* _What you need to do_
The entries below are to be written out again without alteration.
┌─ Records
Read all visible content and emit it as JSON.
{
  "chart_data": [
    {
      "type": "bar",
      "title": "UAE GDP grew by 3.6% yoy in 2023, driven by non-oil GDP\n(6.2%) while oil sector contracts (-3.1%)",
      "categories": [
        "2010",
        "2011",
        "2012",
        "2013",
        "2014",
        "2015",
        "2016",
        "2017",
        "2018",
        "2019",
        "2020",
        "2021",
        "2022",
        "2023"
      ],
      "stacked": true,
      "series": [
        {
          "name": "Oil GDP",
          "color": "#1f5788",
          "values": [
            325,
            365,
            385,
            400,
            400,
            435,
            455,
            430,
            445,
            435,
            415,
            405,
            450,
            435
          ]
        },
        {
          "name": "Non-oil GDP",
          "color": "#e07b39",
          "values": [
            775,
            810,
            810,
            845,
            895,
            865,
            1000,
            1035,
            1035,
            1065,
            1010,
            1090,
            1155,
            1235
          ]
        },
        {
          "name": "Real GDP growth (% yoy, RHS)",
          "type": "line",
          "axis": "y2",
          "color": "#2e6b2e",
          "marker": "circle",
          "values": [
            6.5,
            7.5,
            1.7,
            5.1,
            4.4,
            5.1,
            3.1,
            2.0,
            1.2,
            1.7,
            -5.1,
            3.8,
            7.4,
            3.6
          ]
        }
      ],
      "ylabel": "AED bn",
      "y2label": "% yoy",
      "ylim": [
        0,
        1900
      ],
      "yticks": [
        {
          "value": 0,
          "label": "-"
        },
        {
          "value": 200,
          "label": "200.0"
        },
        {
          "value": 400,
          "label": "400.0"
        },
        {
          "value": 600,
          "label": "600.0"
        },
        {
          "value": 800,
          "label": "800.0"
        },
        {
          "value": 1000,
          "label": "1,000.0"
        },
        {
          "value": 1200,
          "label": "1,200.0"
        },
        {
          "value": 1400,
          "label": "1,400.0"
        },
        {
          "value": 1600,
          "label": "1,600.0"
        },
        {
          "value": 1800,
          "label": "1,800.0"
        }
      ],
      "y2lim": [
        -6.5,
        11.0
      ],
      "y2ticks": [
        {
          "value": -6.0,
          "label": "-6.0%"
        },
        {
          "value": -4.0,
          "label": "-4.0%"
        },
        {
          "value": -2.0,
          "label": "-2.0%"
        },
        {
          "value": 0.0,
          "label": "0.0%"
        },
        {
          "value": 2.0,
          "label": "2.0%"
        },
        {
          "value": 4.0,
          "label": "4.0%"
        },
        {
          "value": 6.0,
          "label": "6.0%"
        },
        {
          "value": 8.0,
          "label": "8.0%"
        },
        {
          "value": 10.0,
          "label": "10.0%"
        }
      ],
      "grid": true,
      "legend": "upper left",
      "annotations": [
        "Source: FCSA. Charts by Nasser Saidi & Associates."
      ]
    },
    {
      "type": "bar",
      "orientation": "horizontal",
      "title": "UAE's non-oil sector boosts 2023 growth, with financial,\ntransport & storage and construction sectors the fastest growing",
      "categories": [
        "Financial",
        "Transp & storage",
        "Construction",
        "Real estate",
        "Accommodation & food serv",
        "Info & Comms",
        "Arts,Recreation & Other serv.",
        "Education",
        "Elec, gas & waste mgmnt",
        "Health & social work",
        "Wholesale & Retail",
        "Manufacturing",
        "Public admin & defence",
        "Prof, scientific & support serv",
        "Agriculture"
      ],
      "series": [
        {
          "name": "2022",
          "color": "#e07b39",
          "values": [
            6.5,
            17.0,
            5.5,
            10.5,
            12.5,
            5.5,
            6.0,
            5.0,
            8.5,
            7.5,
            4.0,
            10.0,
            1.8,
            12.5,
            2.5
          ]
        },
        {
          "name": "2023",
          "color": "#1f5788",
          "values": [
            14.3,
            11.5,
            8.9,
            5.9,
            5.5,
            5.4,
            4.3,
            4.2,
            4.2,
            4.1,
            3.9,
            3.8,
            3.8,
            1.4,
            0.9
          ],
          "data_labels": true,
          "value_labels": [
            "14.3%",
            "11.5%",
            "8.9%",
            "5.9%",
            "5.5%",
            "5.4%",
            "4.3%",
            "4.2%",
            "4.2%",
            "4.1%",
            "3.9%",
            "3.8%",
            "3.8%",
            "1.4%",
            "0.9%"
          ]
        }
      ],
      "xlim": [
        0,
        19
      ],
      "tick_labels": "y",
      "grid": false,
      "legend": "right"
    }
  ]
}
└─
* _Exercise output_
Read all visible content and emit it as JSON.
{
  "chart_data": [
    {
      "type": "bar",
      "title": "UAE GDP grew by 3.6% yoy in 2023, driven by non-oil GDP\n(6.2%) while oil sector contracts (-3.1%)",
      "categories": [
        "2010",
        "2011",
        "2012",
        "2013",
        "2014",
        "2015",
        "2016",
        "2017",
        "2018",
        "2019",
        "2020",
        "2021",
        "2022",
        "2023"
      ],
      "stacked": true,
      "series": [
        {
          "name": "Oil GDP",
          "color": "#1f5788",
          "values": [
            325,
            365,
            385,
            400,
            400,
            435,
            455,
            430,
            445,
            435,
            415,
            405,
            450,
            435
          ]
        },
        {
          "name": "Non-oil GDP",
          "color": "#e07b39",
          "values": [
            775,
            810,
            810,
            845,
            895,
            865,
            1000,
            1035,
            1035,
            1065,
            1010,
            1090,
            1155,
            1235
          ]
        },
        {
          "name": "Real GDP growth (% yoy, RHS)",
          "type": "line",
          "axis": "y2",
          "color": "#2e6b2e",
          "marker": "circle",
          "values": [
            6.5,
            7.5,
            1.7,
            5.1,
            4.4,
            5.1,
            3.1,
            2.0,
            1.2,
            1.7,
            -5.1,
            3.8,
            7.4,
            3.6
          ]
        }
      ],
      "ylabel": "AED bn",
      "y2label": "% yoy",
      "ylim": [
        0,
        1900
      ],
      "yticks": [
        {
          "value": 0,
          "label": "-"
        },
        {
          "value": 200,
          "label": "200.0"
        },
        {
          "value": 400,
          "label": "400.0"
        },
        {
          "value": 600,
          "label": "600.0"
        },
        {
          "value": 800,
          "label": "800.0"
        },
        {
          "value": 1000,
          "label": "1,000.0"
        },
        {
          "value": 1200,
          "label": "1,200.0"
        },
        {
          "value": 1400,
          "label": "1,400.0"
        },
        {
          "value": 1600,
          "label": "1,600.0"
        },
        {
          "value": 1800,
          "label": "1,800.0"
        }
      ],
      "y2lim": [
        -6.5,
        11.0
      ],
      "y2ticks": [
        {
          "value": -6.0,
          "label": "-6.0%"
        },
        {
          "value": -4.0,
          "label": "-4.0%"
        },
        {
          "value": -2.0,
          "label": "-2.0%"
        },
        {
          "value": 0.0,
          "label": "0.0%"
        },
        {
          "value": 2.0,
          "label": "2.0%"
        },
        {
          "value": 4.0,
          "label": "4.0%"
        },
        {
          "value": 6.0,
          "label": "6.0%"
        },
        {
          "value": 8.0,
          "label": "8.0%"
        },
        {
          "value": 10.0,
          "label": "10.0%"
        }
      ],
      "grid": true,
      "legend": "upper left",
      "annotations": [
        "Source: FCSA. Charts by Nasser Saidi & Associates."
      ]
    },
    {
      "type": "bar",
      "orientation": "horizontal",
      "title": "UAE's non-oil sector boosts 2023 growth, with financial,\ntransport & storage and construction sectors the fastest growing",
      "categories": [
        "Financial",
        "Transp & storage",
        "Construction",
        "Real estate",
        "Accommodation & food serv",
        "Info & Comms",
        "Arts,Recreation & Other serv.",
        "Education",
        "Elec, gas & waste mgmnt",
        "Health & social work",
        "Wholesale & Retail",
        "Manufacturing",
        "Public admin & defence",
        "Prof, scientific & support serv",
        "Agriculture"
      ],
      "series": [
        {
          "name": "2022",
          "color": "#e07b39",
          "values": [
            6.5,
            17.0,
            5.5,
            10.5,
            12.5,
            5.5,
            6.0,
            5.0,
            8.5,
            7.5,
            4.0,
            10.0,
            1.8,
            12.5,
            2.5
          ]
        },
        {
          "name": "2023",
          "color": "#1f5788",
          "values": [
            14.3,
            11.5,
            8.9,
            5.9,
            5.5,
            5.4,
            4.3,
            4.2,
            4.2,
            4.1,
            3.9,
            3.8,
            3.8,
            1.4,
            0.9
          ],
          "data_labels": true,
          "value_labels": [
            "14.3%",
            "11.5%",
            "8.9%",
            "5.9%",
            "5.5%",
            "5.4%",
            "4.3%",
            "4.2%",
            "4.2%",
            "4.1%",
            "3.9%",
            "3.8%",
            "3.8%",
            "1.4%",
            "0.9%"
          ]
        }
      ],
      "xlim": [
        0,
        19
      ],
      "tick_labels": "y",
      "grid": false,
      "legend": "right"
    }
  ]
}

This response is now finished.